Task to carry out>
Copy out the data below as written; omit any images.

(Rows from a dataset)
====

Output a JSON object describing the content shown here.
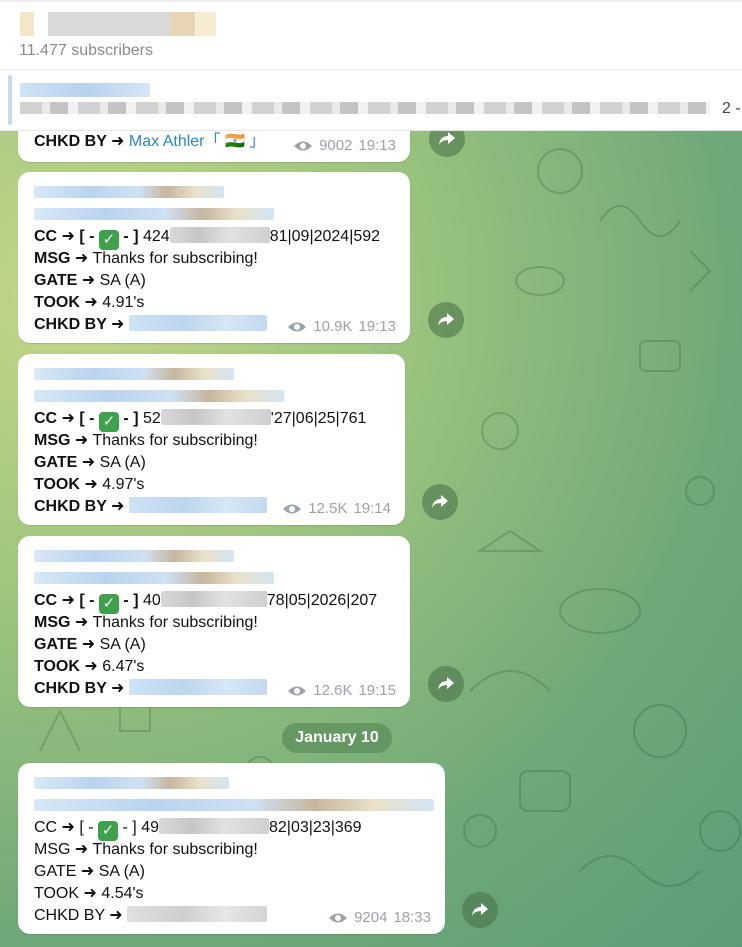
{
  "header": {
    "subscribers": "11.477 subscribers"
  },
  "pinned": {
    "counter": "2 -"
  },
  "messages": [
    {
      "chkd_label": "CHKD BY ➜",
      "chkd_name": "Max Athler「 🇮🇳 」",
      "views": "9002",
      "time": "19:13"
    },
    {
      "cc_label": "CC ➜ [ -",
      "cc_mid": "- ]",
      "cc_prefix": "424",
      "cc_suffix": "81|09|2024|592",
      "msg_label": "MSG ➜",
      "msg_value": "Thanks for subscribing!",
      "gate_label": "GATE ➜",
      "gate_value": "SA (A)",
      "took_label": "TOOK ➜",
      "took_value": "4.91's",
      "chkd_label": "CHKD BY ➜",
      "views": "10.9K",
      "time": "19:13"
    },
    {
      "cc_label": "CC ➜ [ -",
      "cc_mid": "- ]",
      "cc_prefix": "52",
      "cc_suffix": "'27|06|25|761",
      "msg_label": "MSG ➜",
      "msg_value": "Thanks for subscribing!",
      "gate_label": "GATE ➜",
      "gate_value": "SA (A)",
      "took_label": "TOOK ➜",
      "took_value": "4.97's",
      "chkd_label": "CHKD BY ➜",
      "views": "12.5K",
      "time": "19:14"
    },
    {
      "cc_label": "CC ➜ [ -",
      "cc_mid": "- ]",
      "cc_prefix": "40",
      "cc_suffix": "78|05|2026|207",
      "msg_label": "MSG ➜",
      "msg_value": "Thanks for subscribing!",
      "gate_label": "GATE ➜",
      "gate_value": "SA (A)",
      "took_label": "TOOK ➜",
      "took_value": "6.47's",
      "chkd_label": "CHKD BY ➜",
      "views": "12.6K",
      "time": "19:15"
    },
    {
      "cc_label": "CC ➜ [ -",
      "cc_mid": "- ]",
      "cc_prefix": "49",
      "cc_suffix": "82|03|23|369",
      "msg_label": "MSG ➜",
      "msg_value": "Thanks for subscribing!",
      "gate_label": "GATE ➜",
      "gate_value": "SA (A)",
      "took_label": "TOOK ➜",
      "took_value": "4.54's",
      "chkd_label": "CHKD BY ➜",
      "views": "9204",
      "time": "18:33"
    }
  ],
  "date_separator": "January 10",
  "icons": {
    "check": "✓",
    "eye": "eye-icon",
    "share": "share-icon"
  },
  "colors": {
    "link": "#2e86c8",
    "check_bg": "#3fa14b",
    "meta": "#9aa3ab"
  }
}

====

Solution for this problem>
Output a JSON object describing the content shown here.
{
  "header": {
    "subscribers": "11.477 subscribers"
  },
  "pinned": {
    "counter": "2 -"
  },
  "messages": [
    {
      "chkd_label": "CHKD BY ➜",
      "chkd_name": "Max Athler「 🇮🇳 」",
      "views": "9002",
      "time": "19:13"
    },
    {
      "cc_label": "CC ➜ [ -",
      "cc_mid": "- ]",
      "cc_prefix": "424",
      "cc_suffix": "81|09|2024|592",
      "msg_label": "MSG ➜",
      "msg_value": "Thanks for subscribing!",
      "gate_label": "GATE ➜",
      "gate_value": "SA (A)",
      "took_label": "TOOK ➜",
      "took_value": "4.91's",
      "chkd_label": "CHKD BY ➜",
      "views": "10.9K",
      "time": "19:13"
    },
    {
      "cc_label": "CC ➜ [ -",
      "cc_mid": "- ]",
      "cc_prefix": "52",
      "cc_suffix": "'27|06|25|761",
      "msg_label": "MSG ➜",
      "msg_value": "Thanks for subscribing!",
      "gate_label": "GATE ➜",
      "gate_value": "SA (A)",
      "took_label": "TOOK ➜",
      "took_value": "4.97's",
      "chkd_label": "CHKD BY ➜",
      "views": "12.5K",
      "time": "19:14"
    },
    {
      "cc_label": "CC ➜ [ -",
      "cc_mid": "- ]",
      "cc_prefix": "40",
      "cc_suffix": "78|05|2026|207",
      "msg_label": "MSG ➜",
      "msg_value": "Thanks for subscribing!",
      "gate_label": "GATE ➜",
      "gate_value": "SA (A)",
      "took_label": "TOOK ➜",
      "took_value": "6.47's",
      "chkd_label": "CHKD BY ➜",
      "views": "12.6K",
      "time": "19:15"
    },
    {
      "cc_label": "CC ➜ [ -",
      "cc_mid": "- ]",
      "cc_prefix": "49",
      "cc_suffix": "82|03|23|369",
      "msg_label": "MSG ➜",
      "msg_value": "Thanks for subscribing!",
      "gate_label": "GATE ➜",
      "gate_value": "SA (A)",
      "took_label": "TOOK ➜",
      "took_value": "4.54's",
      "chkd_label": "CHKD BY ➜",
      "views": "9204",
      "time": "18:33"
    }
  ],
  "date_separator": "January 10",
  "icons": {
    "check": "✓",
    "eye": "eye-icon",
    "share": "share-icon"
  },
  "colors": {
    "link": "#2e86c8",
    "check_bg": "#3fa14b",
    "meta": "#9aa3ab"
  }
}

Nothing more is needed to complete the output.